=== WHAT TO PRODUCE ===
Every entry that follows should be reproduced exactly.

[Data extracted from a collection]
+++
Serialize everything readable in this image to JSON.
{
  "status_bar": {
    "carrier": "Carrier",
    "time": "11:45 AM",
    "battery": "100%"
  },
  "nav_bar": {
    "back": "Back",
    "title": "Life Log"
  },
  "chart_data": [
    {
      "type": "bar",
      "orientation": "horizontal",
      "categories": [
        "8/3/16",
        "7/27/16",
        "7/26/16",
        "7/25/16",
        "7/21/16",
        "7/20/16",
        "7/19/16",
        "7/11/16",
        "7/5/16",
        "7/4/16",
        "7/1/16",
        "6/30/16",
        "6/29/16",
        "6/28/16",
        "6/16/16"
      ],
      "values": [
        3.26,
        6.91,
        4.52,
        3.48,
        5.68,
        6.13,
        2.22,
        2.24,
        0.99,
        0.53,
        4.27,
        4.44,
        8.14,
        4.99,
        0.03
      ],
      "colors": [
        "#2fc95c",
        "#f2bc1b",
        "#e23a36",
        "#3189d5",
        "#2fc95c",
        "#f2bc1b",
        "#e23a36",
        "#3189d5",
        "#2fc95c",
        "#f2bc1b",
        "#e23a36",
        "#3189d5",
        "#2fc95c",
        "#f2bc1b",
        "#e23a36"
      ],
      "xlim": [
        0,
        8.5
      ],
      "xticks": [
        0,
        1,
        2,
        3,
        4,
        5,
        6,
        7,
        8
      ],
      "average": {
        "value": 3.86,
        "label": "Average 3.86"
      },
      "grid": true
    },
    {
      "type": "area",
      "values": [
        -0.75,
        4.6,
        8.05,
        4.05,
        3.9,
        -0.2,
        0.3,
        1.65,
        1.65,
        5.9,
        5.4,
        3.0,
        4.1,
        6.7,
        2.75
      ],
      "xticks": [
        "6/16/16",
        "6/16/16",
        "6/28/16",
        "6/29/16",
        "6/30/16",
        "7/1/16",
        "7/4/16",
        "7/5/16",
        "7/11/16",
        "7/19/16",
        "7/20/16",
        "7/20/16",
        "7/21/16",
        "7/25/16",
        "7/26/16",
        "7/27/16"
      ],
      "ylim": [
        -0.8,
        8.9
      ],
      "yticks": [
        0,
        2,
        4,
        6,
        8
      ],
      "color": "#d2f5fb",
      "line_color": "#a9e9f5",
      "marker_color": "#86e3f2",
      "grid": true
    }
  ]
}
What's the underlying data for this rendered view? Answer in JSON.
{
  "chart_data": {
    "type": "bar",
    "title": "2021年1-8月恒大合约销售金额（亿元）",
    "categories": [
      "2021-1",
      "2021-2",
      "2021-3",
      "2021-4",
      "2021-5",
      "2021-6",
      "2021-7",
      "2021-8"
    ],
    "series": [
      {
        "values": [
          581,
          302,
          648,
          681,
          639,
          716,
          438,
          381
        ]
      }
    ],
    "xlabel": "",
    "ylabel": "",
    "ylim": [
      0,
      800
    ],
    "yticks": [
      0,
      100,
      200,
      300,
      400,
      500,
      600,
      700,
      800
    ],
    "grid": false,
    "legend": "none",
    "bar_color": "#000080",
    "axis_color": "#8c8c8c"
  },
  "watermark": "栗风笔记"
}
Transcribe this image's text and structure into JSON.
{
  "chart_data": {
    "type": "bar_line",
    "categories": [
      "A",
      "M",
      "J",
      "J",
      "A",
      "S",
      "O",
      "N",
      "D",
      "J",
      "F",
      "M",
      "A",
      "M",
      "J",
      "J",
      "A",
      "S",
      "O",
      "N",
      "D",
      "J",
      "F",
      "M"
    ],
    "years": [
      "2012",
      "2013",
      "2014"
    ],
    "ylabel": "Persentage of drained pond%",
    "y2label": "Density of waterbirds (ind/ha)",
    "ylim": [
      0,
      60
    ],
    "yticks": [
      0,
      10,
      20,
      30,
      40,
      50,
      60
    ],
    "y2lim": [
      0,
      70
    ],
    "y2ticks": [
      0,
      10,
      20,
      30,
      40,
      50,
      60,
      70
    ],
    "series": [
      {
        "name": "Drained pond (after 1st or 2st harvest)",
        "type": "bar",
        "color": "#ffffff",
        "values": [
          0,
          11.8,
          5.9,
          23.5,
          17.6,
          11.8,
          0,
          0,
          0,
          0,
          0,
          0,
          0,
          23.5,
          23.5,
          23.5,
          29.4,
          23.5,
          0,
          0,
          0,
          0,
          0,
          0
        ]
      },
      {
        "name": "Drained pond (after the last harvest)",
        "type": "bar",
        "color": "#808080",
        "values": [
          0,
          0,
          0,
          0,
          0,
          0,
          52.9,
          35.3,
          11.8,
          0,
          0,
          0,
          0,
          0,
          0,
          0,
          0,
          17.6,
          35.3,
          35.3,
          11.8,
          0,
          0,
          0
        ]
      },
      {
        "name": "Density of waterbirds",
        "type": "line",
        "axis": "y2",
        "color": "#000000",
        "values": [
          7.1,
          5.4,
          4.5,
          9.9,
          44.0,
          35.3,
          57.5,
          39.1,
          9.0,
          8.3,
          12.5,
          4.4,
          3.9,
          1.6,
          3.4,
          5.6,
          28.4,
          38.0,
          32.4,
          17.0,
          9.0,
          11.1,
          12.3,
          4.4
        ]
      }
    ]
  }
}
+++
=== TASK SOLUTION ===
Serialize everything readable in this image to JSON.
{
  "status_bar": {
    "carrier": "Carrier",
    "time": "11:45 AM",
    "battery": "100%"
  },
  "nav_bar": {
    "back": "Back",
    "title": "Life Log"
  },
  "chart_data": [
    {
      "type": "bar",
      "orientation": "horizontal",
      "categories": [
        "8/3/16",
        "7/27/16",
        "7/26/16",
        "7/25/16",
        "7/21/16",
        "7/20/16",
        "7/19/16",
        "7/11/16",
        "7/5/16",
        "7/4/16",
        "7/1/16",
        "6/30/16",
        "6/29/16",
        "6/28/16",
        "6/16/16"
      ],
      "values": [
        3.26,
        6.91,
        4.52,
        3.48,
        5.68,
        6.13,
        2.22,
        2.24,
        0.99,
        0.53,
        4.27,
        4.44,
        8.14,
        4.99,
        0.03
      ],
      "colors": [
        "#2fc95c",
        "#f2bc1b",
        "#e23a36",
        "#3189d5",
        "#2fc95c",
        "#f2bc1b",
        "#e23a36",
        "#3189d5",
        "#2fc95c",
        "#f2bc1b",
        "#e23a36",
        "#3189d5",
        "#2fc95c",
        "#f2bc1b",
        "#e23a36"
      ],
      "xlim": [
        0,
        8.5
      ],
      "xticks": [
        0,
        1,
        2,
        3,
        4,
        5,
        6,
        7,
        8
      ],
      "average": {
        "value": 3.86,
        "label": "Average 3.86"
      },
      "grid": true
    },
    {
      "type": "area",
      "values": [
        -0.75,
        4.6,
        8.05,
        4.05,
        3.9,
        -0.2,
        0.3,
        1.65,
        1.65,
        5.9,
        5.4,
        3.0,
        4.1,
        6.7,
        2.75
      ],
      "xticks": [
        "6/16/16",
        "6/16/16",
        "6/28/16",
        "6/29/16",
        "6/30/16",
        "7/1/16",
        "7/4/16",
        "7/5/16",
        "7/11/16",
        "7/19/16",
        "7/20/16",
        "7/20/16",
        "7/21/16",
        "7/25/16",
        "7/26/16",
        "7/27/16"
      ],
      "ylim": [
        -0.8,
        8.9
      ],
      "yticks": [
        0,
        2,
        4,
        6,
        8
      ],
      "color": "#d2f5fb",
      "line_color": "#a9e9f5",
      "marker_color": "#86e3f2",
      "grid": true
    }
  ]
}
What's the underlying data for this rendered view? Answer in JSON.
{
  "chart_data": {
    "type": "bar",
    "title": "2021年1-8月恒大合约销售金额（亿元）",
    "categories": [
      "2021-1",
      "2021-2",
      "2021-3",
      "2021-4",
      "2021-5",
      "2021-6",
      "2021-7",
      "2021-8"
    ],
    "series": [
      {
        "values": [
          581,
          302,
          648,
          681,
          639,
          716,
          438,
          381
        ]
      }
    ],
    "xlabel": "",
    "ylabel": "",
    "ylim": [
      0,
      800
    ],
    "yticks": [
      0,
      100,
      200,
      300,
      400,
      500,
      600,
      700,
      800
    ],
    "grid": false,
    "legend": "none",
    "bar_color": "#000080",
    "axis_color": "#8c8c8c"
  },
  "watermark": "栗风笔记"
}
Transcribe this image's text and structure into JSON.
{
  "chart_data": {
    "type": "bar_line",
    "categories": [
      "A",
      "M",
      "J",
      "J",
      "A",
      "S",
      "O",
      "N",
      "D",
      "J",
      "F",
      "M",
      "A",
      "M",
      "J",
      "J",
      "A",
      "S",
      "O",
      "N",
      "D",
      "J",
      "F",
      "M"
    ],
    "years": [
      "2012",
      "2013",
      "2014"
    ],
    "ylabel": "Persentage of drained pond%",
    "y2label": "Density of waterbirds (ind/ha)",
    "ylim": [
      0,
      60
    ],
    "yticks": [
      0,
      10,
      20,
      30,
      40,
      50,
      60
    ],
    "y2lim": [
      0,
      70
    ],
    "y2ticks": [
      0,
      10,
      20,
      30,
      40,
      50,
      60,
      70
    ],
    "series": [
      {
        "name": "Drained pond (after 1st or 2st harvest)",
        "type": "bar",
        "color": "#ffffff",
        "values": [
          0,
          11.8,
          5.9,
          23.5,
          17.6,
          11.8,
          0,
          0,
          0,
          0,
          0,
          0,
          0,
          23.5,
          23.5,
          23.5,
          29.4,
          23.5,
          0,
          0,
          0,
          0,
          0,
          0
        ]
      },
      {
        "name": "Drained pond (after the last harvest)",
        "type": "bar",
        "color": "#808080",
        "values": [
          0,
          0,
          0,
          0,
          0,
          0,
          52.9,
          35.3,
          11.8,
          0,
          0,
          0,
          0,
          0,
          0,
          0,
          0,
          17.6,
          35.3,
          35.3,
          11.8,
          0,
          0,
          0
        ]
      },
      {
        "name": "Density of waterbirds",
        "type": "line",
        "axis": "y2",
        "color": "#000000",
        "values": [
          7.1,
          5.4,
          4.5,
          9.9,
          44.0,
          35.3,
          57.5,
          39.1,
          9.0,
          8.3,
          12.5,
          4.4,
          3.9,
          1.6,
          3.4,
          5.6,
          28.4,
          38.0,
          32.4,
          17.0,
          9.0,
          11.1,
          12.3,
          4.4
        ]
      }
    ]
  }
}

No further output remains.